Page excerpt START
TL;DR
Shadow IT and Shadow AI are now leading causes of internal security incidents.
Employees adopt unapproved tools, including AI, faster than organizations can evaluate them, and the result is donor data, financial records, and staff information ending up in places you never authorized. The fix isn’t a massive IT budget: it’s clear policies, regular training, and a culture where staff know how to ask before they act.
What Is Shadow IT and Shadow AI?
Shadow IT refers to any technology used without IT approval. This includes obvious examples like connecting a personal device to your network, but also everyday decisions your staff may not think twice about: using a personal Gmail account to share ministry files, adopting a free project management app because it’s easier than asking IT, or signing up for a cloud storage service to collaborate with a volunteer.
Shadow AI is a rapidly growing subset of Shadow IT. It happens when staff use AI tools, often free, consumer-grade ones, for work tasks without authorization. A staff member might paste donor names and giving amounts into ChatGPT to draft thank-you letters. A volunteer coordinator might upload a contact spreadsheet to an AI tool to “clean up the formatting.” A finance employee might summarize grant documents in a free AI assistant, unaware the platform’s terms allow it to use uploaded content for model training.
None of these people are trying to cause harm. But the data they’re exposing is real.
This Isn't Just a Big-Organization Problem
It’s easy to assume that high-profile breaches only happen to large companies. But the risk scales down. In 2023, Samsung engineers were reported to have shared proprietary chip design data with ChatGPT, a cautionary example that made headlines. Your organization may not make headlines, but donor records, employee information, and financial data are just as valuable to bad actors, and just as easy to expose through an unvetted tool.
Page excerpt END
Record excerpts START
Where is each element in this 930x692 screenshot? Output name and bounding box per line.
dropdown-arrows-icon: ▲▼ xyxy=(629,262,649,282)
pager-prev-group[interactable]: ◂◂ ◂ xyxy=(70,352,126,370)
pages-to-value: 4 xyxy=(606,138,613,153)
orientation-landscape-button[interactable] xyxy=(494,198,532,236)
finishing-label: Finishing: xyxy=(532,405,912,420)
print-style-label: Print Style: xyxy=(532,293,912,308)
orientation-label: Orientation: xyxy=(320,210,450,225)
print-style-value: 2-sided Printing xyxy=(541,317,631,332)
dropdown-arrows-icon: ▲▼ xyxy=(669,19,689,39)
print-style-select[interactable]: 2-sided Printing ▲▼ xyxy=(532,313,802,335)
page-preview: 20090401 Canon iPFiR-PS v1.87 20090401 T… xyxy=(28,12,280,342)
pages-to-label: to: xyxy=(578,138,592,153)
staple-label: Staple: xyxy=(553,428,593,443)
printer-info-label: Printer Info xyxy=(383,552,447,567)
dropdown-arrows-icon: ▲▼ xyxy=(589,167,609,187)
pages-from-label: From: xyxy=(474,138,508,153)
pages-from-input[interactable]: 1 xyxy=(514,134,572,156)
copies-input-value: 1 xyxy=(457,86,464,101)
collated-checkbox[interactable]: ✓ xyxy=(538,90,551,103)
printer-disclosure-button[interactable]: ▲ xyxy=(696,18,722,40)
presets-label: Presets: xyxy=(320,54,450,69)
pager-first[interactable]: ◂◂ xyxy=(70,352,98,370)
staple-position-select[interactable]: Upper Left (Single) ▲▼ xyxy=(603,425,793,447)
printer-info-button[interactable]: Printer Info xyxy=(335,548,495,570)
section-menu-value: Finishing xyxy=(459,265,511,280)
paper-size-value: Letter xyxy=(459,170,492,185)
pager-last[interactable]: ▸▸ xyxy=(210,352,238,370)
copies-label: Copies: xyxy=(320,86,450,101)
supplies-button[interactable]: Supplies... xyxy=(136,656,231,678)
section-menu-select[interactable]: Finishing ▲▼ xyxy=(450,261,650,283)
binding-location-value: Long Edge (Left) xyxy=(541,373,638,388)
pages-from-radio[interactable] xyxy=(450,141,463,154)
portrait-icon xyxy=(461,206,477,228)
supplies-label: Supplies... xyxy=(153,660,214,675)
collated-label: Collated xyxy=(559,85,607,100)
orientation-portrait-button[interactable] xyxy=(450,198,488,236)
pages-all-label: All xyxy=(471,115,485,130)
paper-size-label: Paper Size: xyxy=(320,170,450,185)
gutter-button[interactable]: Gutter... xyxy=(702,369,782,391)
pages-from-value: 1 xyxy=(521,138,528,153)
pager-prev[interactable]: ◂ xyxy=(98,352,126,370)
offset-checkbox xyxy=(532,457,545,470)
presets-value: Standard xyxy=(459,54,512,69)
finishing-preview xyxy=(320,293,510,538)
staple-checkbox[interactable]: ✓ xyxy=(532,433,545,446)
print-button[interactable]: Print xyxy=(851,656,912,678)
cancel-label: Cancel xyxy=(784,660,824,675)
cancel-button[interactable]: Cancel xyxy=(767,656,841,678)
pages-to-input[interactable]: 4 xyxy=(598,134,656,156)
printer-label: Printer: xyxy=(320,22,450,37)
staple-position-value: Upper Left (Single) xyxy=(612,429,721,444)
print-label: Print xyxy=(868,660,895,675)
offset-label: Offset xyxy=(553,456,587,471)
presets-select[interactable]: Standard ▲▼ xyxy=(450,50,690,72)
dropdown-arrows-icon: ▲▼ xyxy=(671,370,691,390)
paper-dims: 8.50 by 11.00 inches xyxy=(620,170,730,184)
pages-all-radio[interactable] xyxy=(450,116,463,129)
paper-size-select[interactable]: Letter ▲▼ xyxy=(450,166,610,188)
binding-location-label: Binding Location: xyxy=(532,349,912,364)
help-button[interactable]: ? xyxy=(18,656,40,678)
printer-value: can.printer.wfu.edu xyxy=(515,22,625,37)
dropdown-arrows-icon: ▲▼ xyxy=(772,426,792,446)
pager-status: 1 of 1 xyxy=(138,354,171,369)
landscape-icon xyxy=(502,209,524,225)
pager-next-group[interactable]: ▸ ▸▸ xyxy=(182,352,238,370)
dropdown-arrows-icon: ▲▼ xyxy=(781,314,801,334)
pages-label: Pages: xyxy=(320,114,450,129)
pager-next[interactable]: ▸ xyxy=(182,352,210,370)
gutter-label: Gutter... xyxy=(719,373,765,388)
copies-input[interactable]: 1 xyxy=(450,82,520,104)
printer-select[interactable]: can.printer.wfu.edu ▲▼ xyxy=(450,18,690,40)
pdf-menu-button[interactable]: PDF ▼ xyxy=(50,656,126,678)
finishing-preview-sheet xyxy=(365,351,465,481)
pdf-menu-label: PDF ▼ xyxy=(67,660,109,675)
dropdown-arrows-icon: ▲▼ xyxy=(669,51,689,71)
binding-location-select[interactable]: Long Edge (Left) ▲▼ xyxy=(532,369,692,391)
Record excerpts END
What to do:
A) Using the Shadow IT passage, decide whether each statement agrees with it. Answer yes or no for each, and quote the deciding words.
(i) Shadow AI is described as a subset of Shadow IT.
(ii) According to the passage, fixing the problem requires a massive IT budget.
(iii) The Samsung case involving ChatGPT was reported in 2021.
B) Reproduce the stretch of the Shadow IT passage from "Shadow IT refers" through "with a volunteer." word for word.
C) Resume the Shadow IT passage from where it stops.
Nothing in the entries is used here.

Answer section:
A)
(i) Yes: "Shadow AI is a rapidly growing subset of Shadow IT."
(ii) No: "The fix isn’t a massive IT budget: it’s clear policies, regular training, and a culture where staff know how to ask before they act."
(iii) No: "In 2023, Samsung engineers were reported to have shared proprietary chip design data with ChatGPT"

B)
Shadow IT refers to any technology used without IT approval. This includes obvious examples like connecting a personal device to your network, but also everyday decisions your staff may not think twice about: using a personal Gmail account to share ministry files, adopting a free project management app because it’s easier than asking IT, or signing up for a cloud storage service to collaborate with a volunteer.

C)
Why Does This Happen?
The most common reason is speed. Employees find tools that help them work faster and adopt them before IT has a chance to evaluate them. There’s rarely malicious intent, just a gap between what’s available and what’s been approved.
Before assuming your organization is covered, ask:
- Do we have an AI policy that tells staff which tools are approved and how to request an exception?
- Have we communicated that policy clearly, not just posted it somewhere, but trained on it?
- Do we have a BYOD policy, and can we protect data if a personal device is lost or stolen?
If any of those answers are uncertain, you likely have a gap worth closing.
What You Can Do
Protecting your organization doesn’t require a large IT budget: it requires clear policies, consistent communication, and a few practical controls.
Start with policy. If you don’t have a written AI policy yet, that’s your first step. It doesn’t need to be long, it needs to tell staff what’s approved, what isn’t, and how to ask for an exception. Download this sample policy to start with.
Train your staff, at minimum, annually. Policies don’t protect you if people don’t know about them. Include real examples your team will recognize, not just abstract warnings. Ask us about training we offer for your team.
Audit what’s in use. You can’t govern what you don’t know exists. Regular technology audits, even a simple annual inventory of what tools staff are actively using, help surface unauthorized applications before they become a liability.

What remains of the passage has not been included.